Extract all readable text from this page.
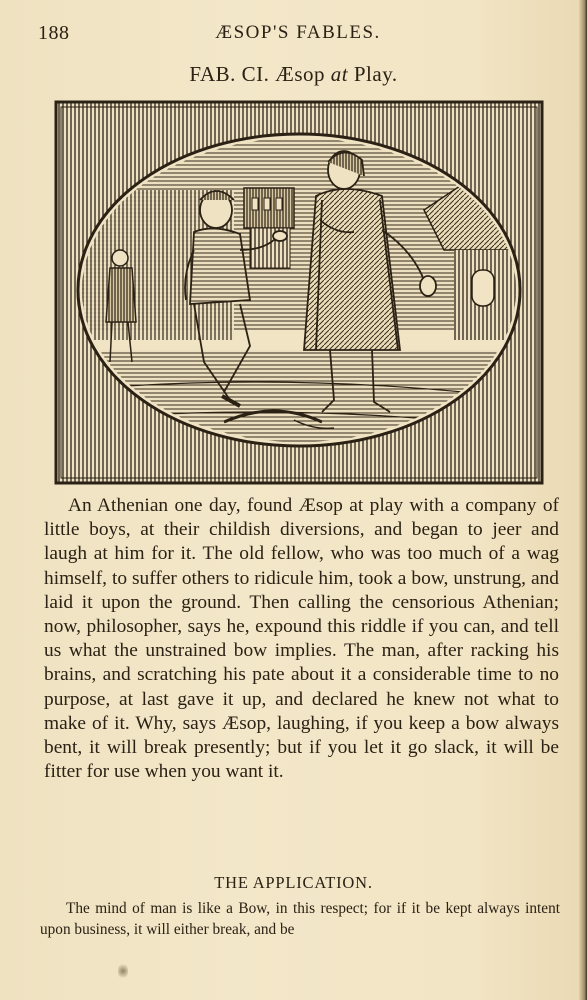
188	ÆSOP'S FABLES.
FAB. CI. Æsop at Play.

An Athenian one day, found Æsop at play with a company of little boys, at their childish diversions, and began to jeer and laugh at him for it. The old fellow, who was too much of a wag himself, to suffer others to ridicule him, took a bow, unstrung, and laid it upon the ground. Then calling the censorious Athenian; now, philosopher, says he, expound this riddle if you can, and tell us what the unstrained bow implies. The man, after racking his brains, and scratching his pate about it a considerable time to no purpose, at last gave it up, and declared he knew not what to make of it. Why, says Æsop, laughing, if you keep a bow always bent, it will break presently; but if you let it go slack, it will be fitter for use when you want it.

THE APPLICATION.

The mind of man is like a Bow, in this respect; for if it be kept always intent upon business, it will either break, and be
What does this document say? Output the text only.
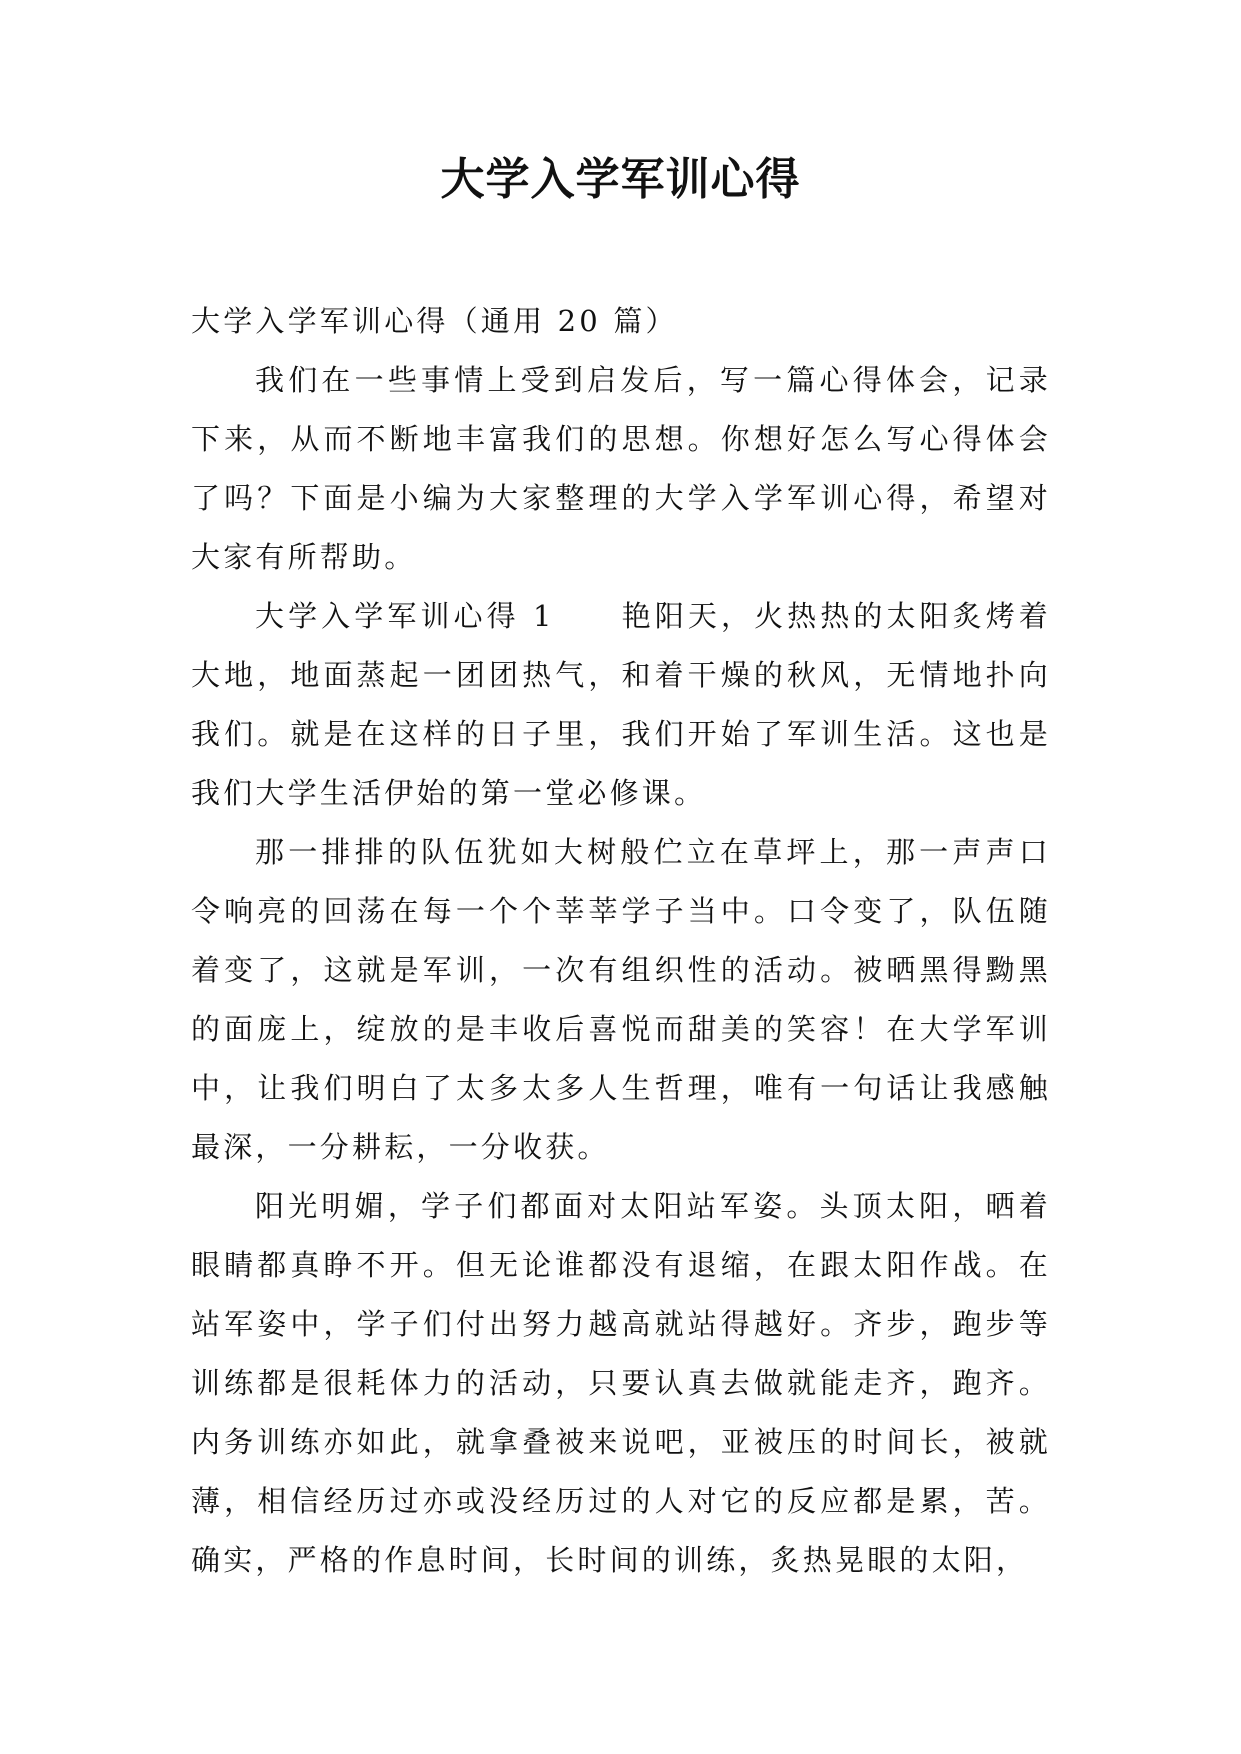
大学入学军训心得

大学入学军训心得（通用 20 篇）

我们在一些事情上受到启发后，写一篇心得体会，记录下来，从而不断地丰富我们的思想。你想好怎么写心得体会了吗？下面是小编为大家整理的大学入学军训心得，希望对大家有所帮助。

大学入学军训心得 1　　艳阳天，火热热的太阳炙烤着大地，地面蒸起一团团热气，和着干燥的秋风，无情地扑向我们。就是在这样的日子里，我们开始了军训生活。这也是我们大学生活伊始的第一堂必修课。

那一排排的队伍犹如大树般伫立在草坪上，那一声声口令响亮的回荡在每一个个莘莘学子当中。口令变了，队伍随着变了，这就是军训，一次有组织性的活动。被晒黑得黝黑的面庞上，绽放的是丰收后喜悦而甜美的笑容！在大学军训中，让我们明白了太多太多人生哲理，唯有一句话让我感触最深，一分耕耘，一分收获。

阳光明媚，学子们都面对太阳站军姿。头顶太阳，晒着眼睛都真睁不开。但无论谁都没有退缩，在跟太阳作战。在站军姿中，学子们付出努力越高就站得越好。齐步，跑步等训练都是很耗体力的活动，只要认真去做就能走齐，跑齐。内务训练亦如此，就拿叠被来说吧，亚被压的时间长，被就薄，相信经历过亦或没经历过的人对它的反应都是累，苦。确实，严格的作息时间，长时间的训练，炙热晃眼的太阳，
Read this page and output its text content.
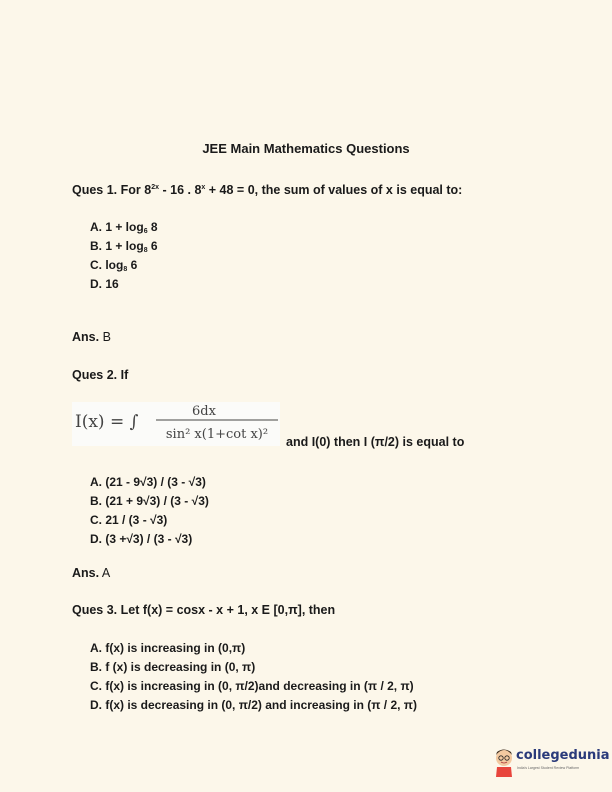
JEE Main Mathematics Questions
Ques 1. For $8^{2x} - 16$ . $8^x + 48 = 0$, the sum of values of x is equal to:
A. $1 + \log_6 8$
B. $1 + \log_8 6$
C. $\log_8 6$
D. 16
Ans. B
Ques 2. If
I(x) = ∫
6dx
sin² x(1+cot x)² and I(0) then I (π/2) is equal to
A. (21 - 9√3) / (3 - √3)
B. (21 + 9√3) / (3 - √3)
C. 21 / (3 - √3)
D. (3 +√3) / (3 - √3)
Ans. A
Ques 3. Let f(x) = cosx - x + 1, x E [0,π], then
A. f(x) is increasing in (0,π)
B. f (x) is decreasing in (0, π)
C. f(x) is increasing in (0, π/2)and decreasing in (π / 2, π)
D. f(x) is decreasing in (0, π/2) and increasing in (π / 2, π)
collegedunia
India's Largest Student Review Platform
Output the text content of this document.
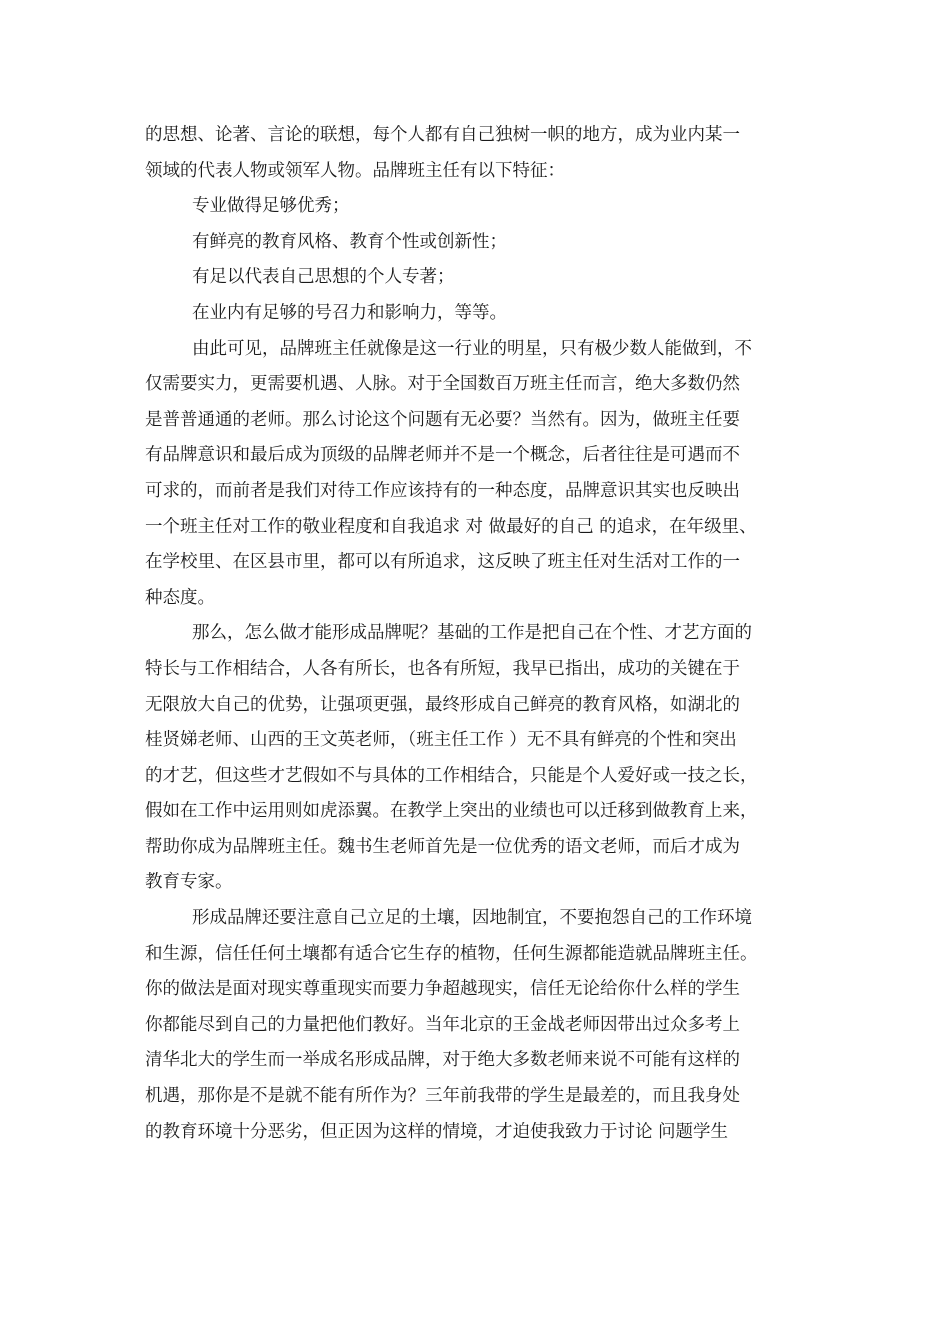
的思想、论著、言论的联想，每个人都有自己独树一帜的地方，成为业内某一
领域的代表人物或领军人物。品牌班主任有以下特征：
专业做得足够优秀；
有鲜亮的教育风格、教育个性或创新性；
有足以代表自己思想的个人专著；
在业内有足够的号召力和影响力，等等。
由此可见，品牌班主任就像是这一行业的明星，只有极少数人能做到，不
仅需要实力，更需要机遇、人脉。对于全国数百万班主任而言，绝大多数仍然
是普普通通的老师。那么讨论这个问题有无必要？当然有。因为，做班主任要
有品牌意识和最后成为顶级的品牌老师并不是一个概念，后者往往是可遇而不
可求的，而前者是我们对待工作应该持有的一种态度，品牌意识其实也反映出
一个班主任对工作的敬业程度和自我追求 对 做最好的自己 的追求，在年级里、
在学校里、在区县市里，都可以有所追求，这反映了班主任对生活对工作的一
种态度。
那么，怎么做才能形成品牌呢？基础的工作是把自己在个性、才艺方面的
特长与工作相结合，人各有所长，也各有所短，我早已指出，成功的关键在于
无限放大自己的优势，让强项更强，最终形成自己鲜亮的教育风格，如湖北的
桂贤娣老师、山西的王文英老师，（班主任工作 ）无不具有鲜亮的个性和突出
的才艺，但这些才艺假如不与具体的工作相结合，只能是个人爱好或一技之长，
假如在工作中运用则如虎添翼。在教学上突出的业绩也可以迁移到做教育上来，
帮助你成为品牌班主任。魏书生老师首先是一位优秀的语文老师，而后才成为
教育专家。
形成品牌还要注意自己立足的土壤，因地制宜，不要抱怨自己的工作环境
和生源，信任任何土壤都有适合它生存的植物，任何生源都能造就品牌班主任。
你的做法是面对现实尊重现实而要力争超越现实，信任无论给你什么样的学生
你都能尽到自己的力量把他们教好。当年北京的王金战老师因带出过众多考上
清华北大的学生而一举成名形成品牌，对于绝大多数老师来说不可能有这样的
机遇，那你是不是就不能有所作为？三年前我带的学生是最差的，而且我身处
的教育环境十分恶劣，但正因为这样的情境，才迫使我致力于讨论 问题学生
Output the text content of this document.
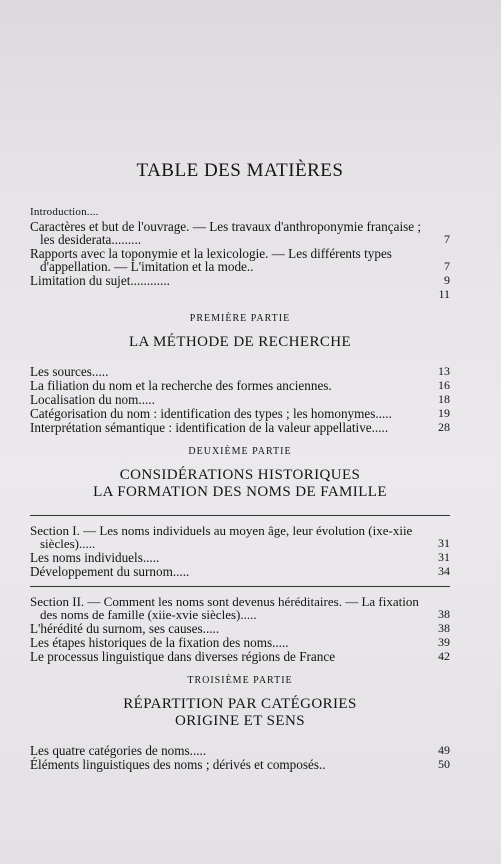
TABLE DES MATIÈRES
Introduction....
Caractères et but de l'ouvrage. — Les travaux d'anthroponymie française ; les desiderata.........	7
Rapports avec la toponymie et la lexicologie. — Les différents types d'appellation. — L'imitation et la mode..	7
Limitation du sujet............	9
11
PREMIÈRE PARTIE
LA MÉTHODE DE RECHERCHE
Les sources.....	13
La filiation du nom et la recherche des formes anciennes.	16
Localisation du nom.....	18
Catégorisation du nom : identification des types ; les homonymes.....	19
Interprétation sémantique : identification de la valeur appellative.....	28
DEUXIÈME PARTIE
CONSIDÉRATIONS HISTORIQUES
LA FORMATION DES NOMS DE FAMILLE
Section I. — Les noms individuels au moyen âge, leur évolution (ixe-xiie siècles).....	31
Les noms individuels.....	31
Développement du surnom.....	34
Section II. — Comment les noms sont devenus héréditaires. — La fixation des noms de famille (xiie-xvie siècles).....	38
L'hérédité du surnom, ses causes.....	38
Les étapes historiques de la fixation des noms.....	39
Le processus linguistique dans diverses régions de France	42
TROISIÈME PARTIE
RÉPARTITION PAR CATÉGORIES
ORIGINE ET SENS
Les quatre catégories de noms.....	49
Éléments linguistiques des noms ; dérivés et composés..	50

_ _ _ _

Exercise prompt – Count the lines of the listing above that include the word "text" and state the total with nothing else.

Response below – 5